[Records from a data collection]
====================
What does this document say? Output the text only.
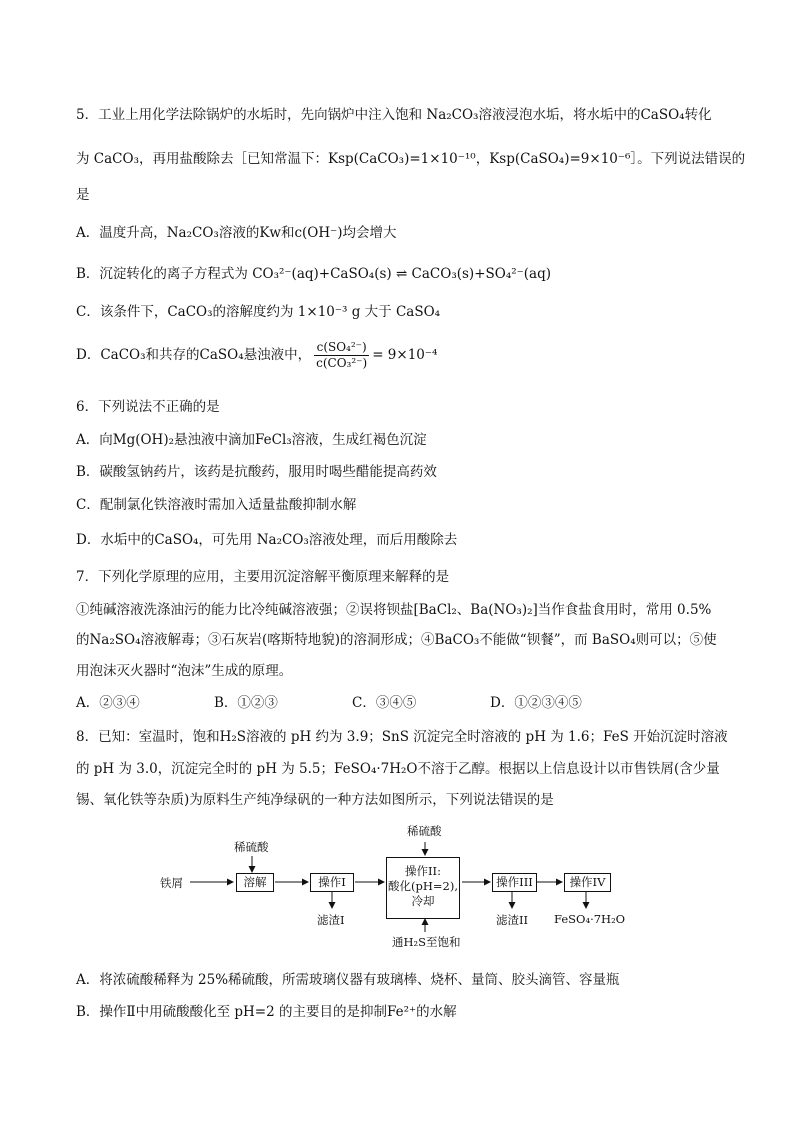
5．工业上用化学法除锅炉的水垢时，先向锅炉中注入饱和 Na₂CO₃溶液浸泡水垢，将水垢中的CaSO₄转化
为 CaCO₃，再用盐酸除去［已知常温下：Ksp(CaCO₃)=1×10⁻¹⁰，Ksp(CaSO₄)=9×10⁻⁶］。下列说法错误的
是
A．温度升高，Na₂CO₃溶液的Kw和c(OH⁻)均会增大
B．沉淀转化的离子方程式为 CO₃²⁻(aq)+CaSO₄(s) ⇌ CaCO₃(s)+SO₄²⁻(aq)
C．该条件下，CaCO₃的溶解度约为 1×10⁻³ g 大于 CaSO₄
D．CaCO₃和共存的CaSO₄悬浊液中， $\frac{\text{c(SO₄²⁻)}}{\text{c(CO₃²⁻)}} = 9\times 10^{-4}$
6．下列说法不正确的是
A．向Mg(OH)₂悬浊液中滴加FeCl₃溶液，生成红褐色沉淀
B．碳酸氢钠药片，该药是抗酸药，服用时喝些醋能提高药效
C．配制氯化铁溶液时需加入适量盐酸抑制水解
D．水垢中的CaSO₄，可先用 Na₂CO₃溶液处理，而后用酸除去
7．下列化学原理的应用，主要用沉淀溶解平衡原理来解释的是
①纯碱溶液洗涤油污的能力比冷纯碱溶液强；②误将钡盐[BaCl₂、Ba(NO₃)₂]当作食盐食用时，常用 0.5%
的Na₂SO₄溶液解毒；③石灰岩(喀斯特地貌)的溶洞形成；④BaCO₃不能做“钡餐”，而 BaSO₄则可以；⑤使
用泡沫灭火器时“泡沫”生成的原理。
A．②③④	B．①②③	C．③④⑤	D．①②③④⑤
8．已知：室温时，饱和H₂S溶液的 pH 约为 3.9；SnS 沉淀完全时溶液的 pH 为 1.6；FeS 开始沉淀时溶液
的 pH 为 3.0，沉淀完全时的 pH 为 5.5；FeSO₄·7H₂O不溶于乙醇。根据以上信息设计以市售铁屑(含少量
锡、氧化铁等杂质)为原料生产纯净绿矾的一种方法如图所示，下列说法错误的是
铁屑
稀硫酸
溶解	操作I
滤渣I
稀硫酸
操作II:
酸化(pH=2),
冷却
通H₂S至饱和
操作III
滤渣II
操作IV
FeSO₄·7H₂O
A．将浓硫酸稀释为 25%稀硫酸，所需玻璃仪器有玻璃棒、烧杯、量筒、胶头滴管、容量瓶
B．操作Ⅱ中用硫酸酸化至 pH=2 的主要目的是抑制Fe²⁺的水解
====================
:: Directive ::
Leave the images out and output the remaining material exactly as it stands.

:: Problem solution ::
What does this document say? Output the text only.
5．工业上用化学法除锅炉的水垢时，先向锅炉中注入饱和 Na₂CO₃溶液浸泡水垢，将水垢中的CaSO₄转化
为 CaCO₃，再用盐酸除去［已知常温下：Ksp(CaCO₃)=1×10⁻¹⁰，Ksp(CaSO₄)=9×10⁻⁶］。下列说法错误的
是
A．温度升高，Na₂CO₃溶液的Kw和c(OH⁻)均会增大
B．沉淀转化的离子方程式为 CO₃²⁻(aq)+CaSO₄(s) ⇌ CaCO₃(s)+SO₄²⁻(aq)
C．该条件下，CaCO₃的溶解度约为 1×10⁻³ g 大于 CaSO₄
D．CaCO₃和共存的CaSO₄悬浊液中， $\frac{\text{c(SO₄²⁻)}}{\text{c(CO₃²⁻)}} = 9\times 10^{-4}$
6．下列说法不正确的是
A．向Mg(OH)₂悬浊液中滴加FeCl₃溶液，生成红褐色沉淀
B．碳酸氢钠药片，该药是抗酸药，服用时喝些醋能提高药效
C．配制氯化铁溶液时需加入适量盐酸抑制水解
D．水垢中的CaSO₄，可先用 Na₂CO₃溶液处理，而后用酸除去
7．下列化学原理的应用，主要用沉淀溶解平衡原理来解释的是
①纯碱溶液洗涤油污的能力比冷纯碱溶液强；②误将钡盐[BaCl₂、Ba(NO₃)₂]当作食盐食用时，常用 0.5%
的Na₂SO₄溶液解毒；③石灰岩(喀斯特地貌)的溶洞形成；④BaCO₃不能做“钡餐”，而 BaSO₄则可以；⑤使
用泡沫灭火器时“泡沫”生成的原理。
A．②③④	B．①②③	C．③④⑤	D．①②③④⑤
8．已知：室温时，饱和H₂S溶液的 pH 约为 3.9；SnS 沉淀完全时溶液的 pH 为 1.6；FeS 开始沉淀时溶液
的 pH 为 3.0，沉淀完全时的 pH 为 5.5；FeSO₄·7H₂O不溶于乙醇。根据以上信息设计以市售铁屑(含少量
锡、氧化铁等杂质)为原料生产纯净绿矾的一种方法如图所示，下列说法错误的是
铁屑
稀硫酸
溶解	操作I
滤渣I
稀硫酸
操作II:
酸化(pH=2),
冷却
通H₂S至饱和
操作III
滤渣II
操作IV
FeSO₄·7H₂O
A．将浓硫酸稀释为 25%稀硫酸，所需玻璃仪器有玻璃棒、烧杯、量筒、胶头滴管、容量瓶
B．操作Ⅱ中用硫酸酸化至 pH=2 的主要目的是抑制Fe²⁺的水解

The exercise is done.